▶ **WHAT YOU NEED TO DO**
Exclude the pictures and reproduce the remaining data exactly as written.
>> Start
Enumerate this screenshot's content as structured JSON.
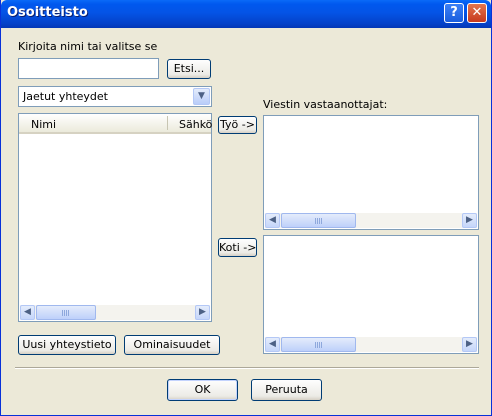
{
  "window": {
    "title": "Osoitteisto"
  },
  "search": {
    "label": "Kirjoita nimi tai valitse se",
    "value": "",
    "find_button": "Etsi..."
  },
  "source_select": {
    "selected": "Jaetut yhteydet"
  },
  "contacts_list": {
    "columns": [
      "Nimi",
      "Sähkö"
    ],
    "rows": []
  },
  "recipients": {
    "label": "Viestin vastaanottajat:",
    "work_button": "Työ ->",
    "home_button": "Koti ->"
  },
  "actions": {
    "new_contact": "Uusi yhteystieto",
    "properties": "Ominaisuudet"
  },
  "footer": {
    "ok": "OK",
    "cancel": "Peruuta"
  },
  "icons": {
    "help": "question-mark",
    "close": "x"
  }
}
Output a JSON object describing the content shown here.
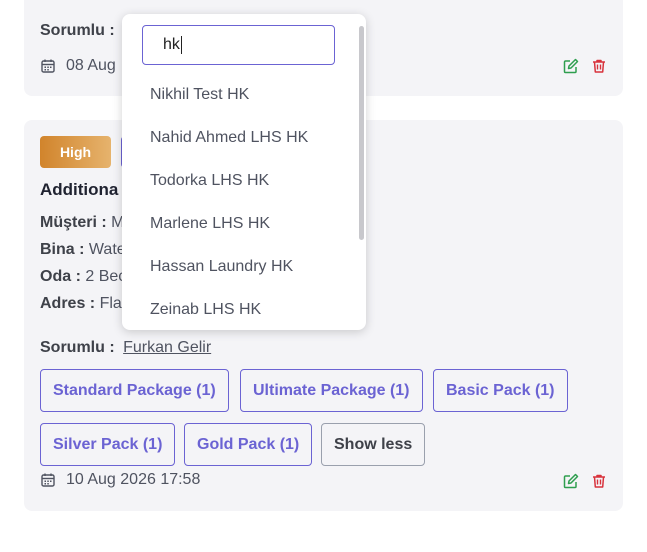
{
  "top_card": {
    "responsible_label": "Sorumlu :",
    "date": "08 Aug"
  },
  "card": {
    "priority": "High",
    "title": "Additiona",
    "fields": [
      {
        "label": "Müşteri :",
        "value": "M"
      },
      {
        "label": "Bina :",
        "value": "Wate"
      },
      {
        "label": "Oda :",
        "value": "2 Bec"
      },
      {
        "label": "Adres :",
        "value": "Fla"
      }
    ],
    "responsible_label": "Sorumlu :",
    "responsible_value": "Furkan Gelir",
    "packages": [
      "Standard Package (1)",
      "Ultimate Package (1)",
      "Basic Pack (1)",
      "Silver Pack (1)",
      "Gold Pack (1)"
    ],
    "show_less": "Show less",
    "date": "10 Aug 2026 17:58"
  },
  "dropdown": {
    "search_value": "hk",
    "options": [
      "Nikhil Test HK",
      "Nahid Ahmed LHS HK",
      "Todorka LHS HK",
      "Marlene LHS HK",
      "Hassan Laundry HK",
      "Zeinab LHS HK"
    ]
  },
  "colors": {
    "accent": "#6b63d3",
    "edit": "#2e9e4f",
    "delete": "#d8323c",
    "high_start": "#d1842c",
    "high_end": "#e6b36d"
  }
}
>> End
▶ **EXERCISE ANSWER**
Enumerate this screenshot's content as structured JSON.
{
  "window": {
    "title": "Osoitteisto"
  },
  "search": {
    "label": "Kirjoita nimi tai valitse se",
    "value": "",
    "find_button": "Etsi..."
  },
  "source_select": {
    "selected": "Jaetut yhteydet"
  },
  "contacts_list": {
    "columns": [
      "Nimi",
      "Sähkö"
    ],
    "rows": []
  },
  "recipients": {
    "label": "Viestin vastaanottajat:",
    "work_button": "Työ ->",
    "home_button": "Koti ->"
  },
  "actions": {
    "new_contact": "Uusi yhteystieto",
    "properties": "Ominaisuudet"
  },
  "footer": {
    "ok": "OK",
    "cancel": "Peruuta"
  },
  "icons": {
    "help": "question-mark",
    "close": "x"
  }
}
Output a JSON object describing the content shown here.
{
  "top_card": {
    "responsible_label": "Sorumlu :",
    "date": "08 Aug"
  },
  "card": {
    "priority": "High",
    "title": "Additiona",
    "fields": [
      {
        "label": "Müşteri :",
        "value": "M"
      },
      {
        "label": "Bina :",
        "value": "Wate"
      },
      {
        "label": "Oda :",
        "value": "2 Bec"
      },
      {
        "label": "Adres :",
        "value": "Fla"
      }
    ],
    "responsible_label": "Sorumlu :",
    "responsible_value": "Furkan Gelir",
    "packages": [
      "Standard Package (1)",
      "Ultimate Package (1)",
      "Basic Pack (1)",
      "Silver Pack (1)",
      "Gold Pack (1)"
    ],
    "show_less": "Show less",
    "date": "10 Aug 2026 17:58"
  },
  "dropdown": {
    "search_value": "hk",
    "options": [
      "Nikhil Test HK",
      "Nahid Ahmed LHS HK",
      "Todorka LHS HK",
      "Marlene LHS HK",
      "Hassan Laundry HK",
      "Zeinab LHS HK"
    ]
  },
  "colors": {
    "accent": "#6b63d3",
    "edit": "#2e9e4f",
    "delete": "#d8323c",
    "high_start": "#d1842c",
    "high_end": "#e6b36d"
  }
}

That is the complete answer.